Records from a collection |

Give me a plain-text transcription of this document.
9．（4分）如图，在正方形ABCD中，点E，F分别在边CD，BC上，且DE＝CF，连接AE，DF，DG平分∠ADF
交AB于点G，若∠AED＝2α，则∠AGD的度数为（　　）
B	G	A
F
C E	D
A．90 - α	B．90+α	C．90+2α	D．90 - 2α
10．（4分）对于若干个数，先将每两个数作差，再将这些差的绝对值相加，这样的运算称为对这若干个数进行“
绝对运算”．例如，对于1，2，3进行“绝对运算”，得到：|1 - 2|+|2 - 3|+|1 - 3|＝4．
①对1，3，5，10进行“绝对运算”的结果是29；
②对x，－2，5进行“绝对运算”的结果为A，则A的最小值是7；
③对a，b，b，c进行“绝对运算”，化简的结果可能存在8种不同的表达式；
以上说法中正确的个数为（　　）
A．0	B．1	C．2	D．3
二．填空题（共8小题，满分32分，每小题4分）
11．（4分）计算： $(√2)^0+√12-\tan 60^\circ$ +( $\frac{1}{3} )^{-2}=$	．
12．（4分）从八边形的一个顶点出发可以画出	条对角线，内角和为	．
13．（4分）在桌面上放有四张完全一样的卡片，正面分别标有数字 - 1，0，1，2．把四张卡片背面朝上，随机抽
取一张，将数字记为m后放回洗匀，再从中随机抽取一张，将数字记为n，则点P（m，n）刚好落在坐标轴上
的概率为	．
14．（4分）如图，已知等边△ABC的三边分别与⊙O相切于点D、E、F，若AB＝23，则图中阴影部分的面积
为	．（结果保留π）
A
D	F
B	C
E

The request |
The records above should be repeated in full, exactly as given.

Written response |
Give me a plain-text transcription of this document.
9．（4分）如图，在正方形ABCD中，点E，F分别在边CD，BC上，且DE＝CF，连接AE，DF，DG平分∠ADF
交AB于点G，若∠AED＝2α，则∠AGD的度数为（　　）
B	G	A
F
C E	D
A．90 - α	B．90+α	C．90+2α	D．90 - 2α
10．（4分）对于若干个数，先将每两个数作差，再将这些差的绝对值相加，这样的运算称为对这若干个数进行“
绝对运算”．例如，对于1，2，3进行“绝对运算”，得到：|1 - 2|+|2 - 3|+|1 - 3|＝4．
①对1，3，5，10进行“绝对运算”的结果是29；
②对x，－2，5进行“绝对运算”的结果为A，则A的最小值是7；
③对a，b，b，c进行“绝对运算”，化简的结果可能存在8种不同的表达式；
以上说法中正确的个数为（　　）
A．0	B．1	C．2	D．3
二．填空题（共8小题，满分32分，每小题4分）
11．（4分）计算： $(√2)^0+√12-\tan 60^\circ$ +( $\frac{1}{3} )^{-2}=$	．
12．（4分）从八边形的一个顶点出发可以画出	条对角线，内角和为	．
13．（4分）在桌面上放有四张完全一样的卡片，正面分别标有数字 - 1，0，1，2．把四张卡片背面朝上，随机抽
取一张，将数字记为m后放回洗匀，再从中随机抽取一张，将数字记为n，则点P（m，n）刚好落在坐标轴上
的概率为	．
14．（4分）如图，已知等边△ABC的三边分别与⊙O相切于点D、E、F，若AB＝23，则图中阴影部分的面积
为	．（结果保留π）
A
D	F
B	C
E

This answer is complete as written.